■ **Instructions to follow**:
Collect all lines below with the string "text".

____

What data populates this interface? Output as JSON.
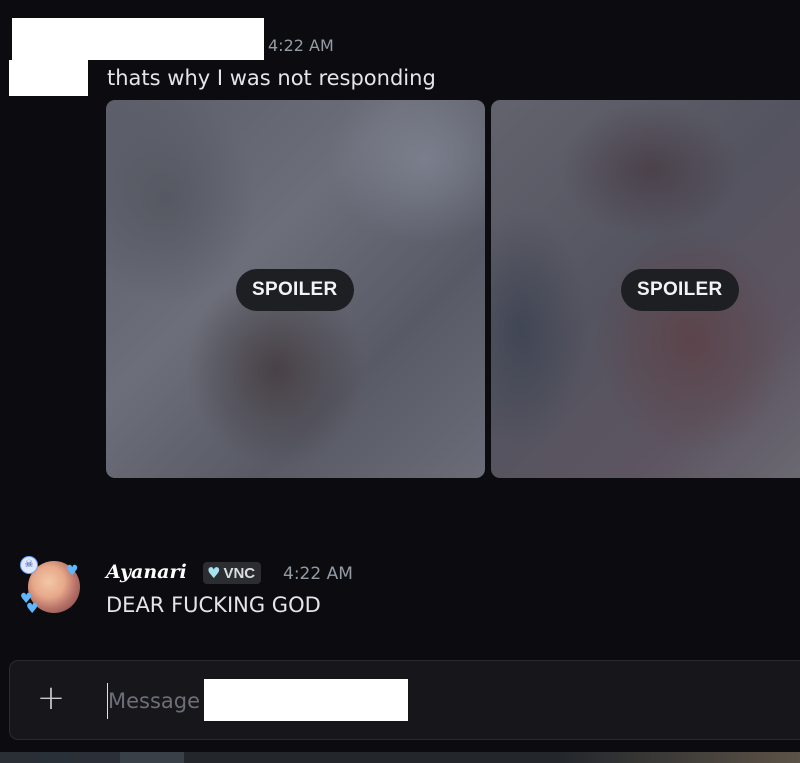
{
  "message1": {
    "timestamp": "4:22 AM",
    "text": "thats why I was not responding",
    "attachments": [
      {
        "label": "SPOILER"
      },
      {
        "label": "SPOILER"
      }
    ]
  },
  "message2": {
    "author": "Ayanari",
    "badge": {
      "icon": "heart-icon",
      "label": "VNC"
    },
    "timestamp": "4:22 AM",
    "text": "DEAR FUCKING GOD"
  },
  "composer": {
    "add_icon": "plus-icon",
    "placeholder": "Message"
  },
  "colors": {
    "background": "#0c0c10",
    "composer": "#17171b",
    "spoiler_pill": "#1e1f22",
    "timestamp": "#949ba4",
    "badge_heart": "#a6e3ef"
  }
}
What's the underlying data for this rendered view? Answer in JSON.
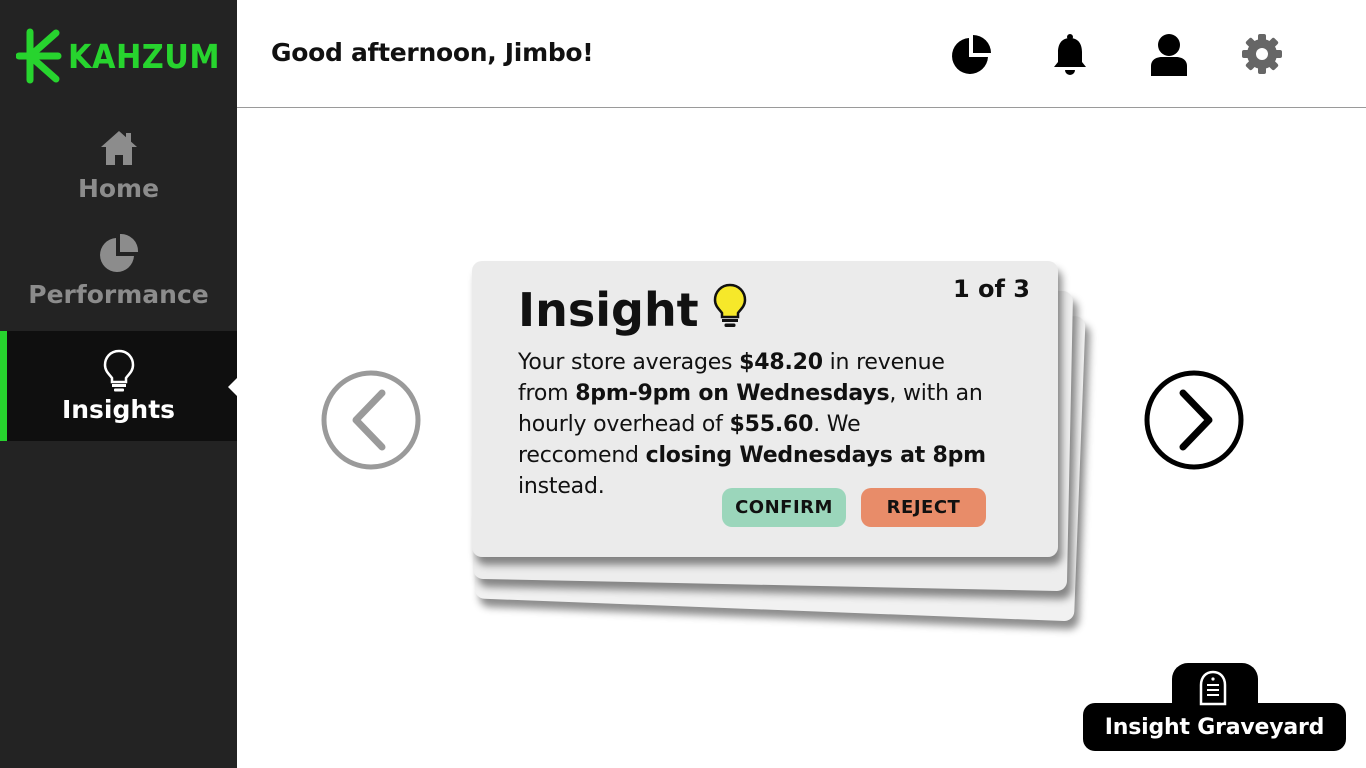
{
  "app": {
    "brand": "KAHZUM",
    "brand_color": "#27d42e"
  },
  "sidebar": {
    "items": [
      {
        "label": "Home",
        "icon": "home-icon"
      },
      {
        "label": "Performance",
        "icon": "pie-chart-icon"
      },
      {
        "label": "Insights",
        "icon": "lightbulb-icon",
        "active": true
      }
    ]
  },
  "header": {
    "greeting": "Good afternoon, Jimbo!",
    "icons": [
      "pie-chart-icon",
      "bell-icon",
      "user-icon",
      "gear-icon"
    ]
  },
  "insight": {
    "title": "Insight",
    "counter": "1 of 3",
    "body": {
      "t1": "Your store averages ",
      "b1": "$48.20",
      "t2": " in revenue from ",
      "b2": "8pm-9pm on Wednesdays",
      "t3": ", with an hourly overhead of ",
      "b3": "$55.60",
      "t4": ". We reccomend ",
      "b4": "closing Wednesdays at 8pm",
      "t5": " instead."
    },
    "confirm_label": "CONFIRM",
    "reject_label": "REJECT"
  },
  "navigation": {
    "prev": "chevron-left-icon",
    "next": "chevron-right-icon"
  },
  "graveyard": {
    "label": "Insight Graveyard",
    "icon": "tombstone-icon"
  }
}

____

■ **Complete response**:
    "text": "thats why I was not responding",
    "text": "DEAR FUCKING GOD"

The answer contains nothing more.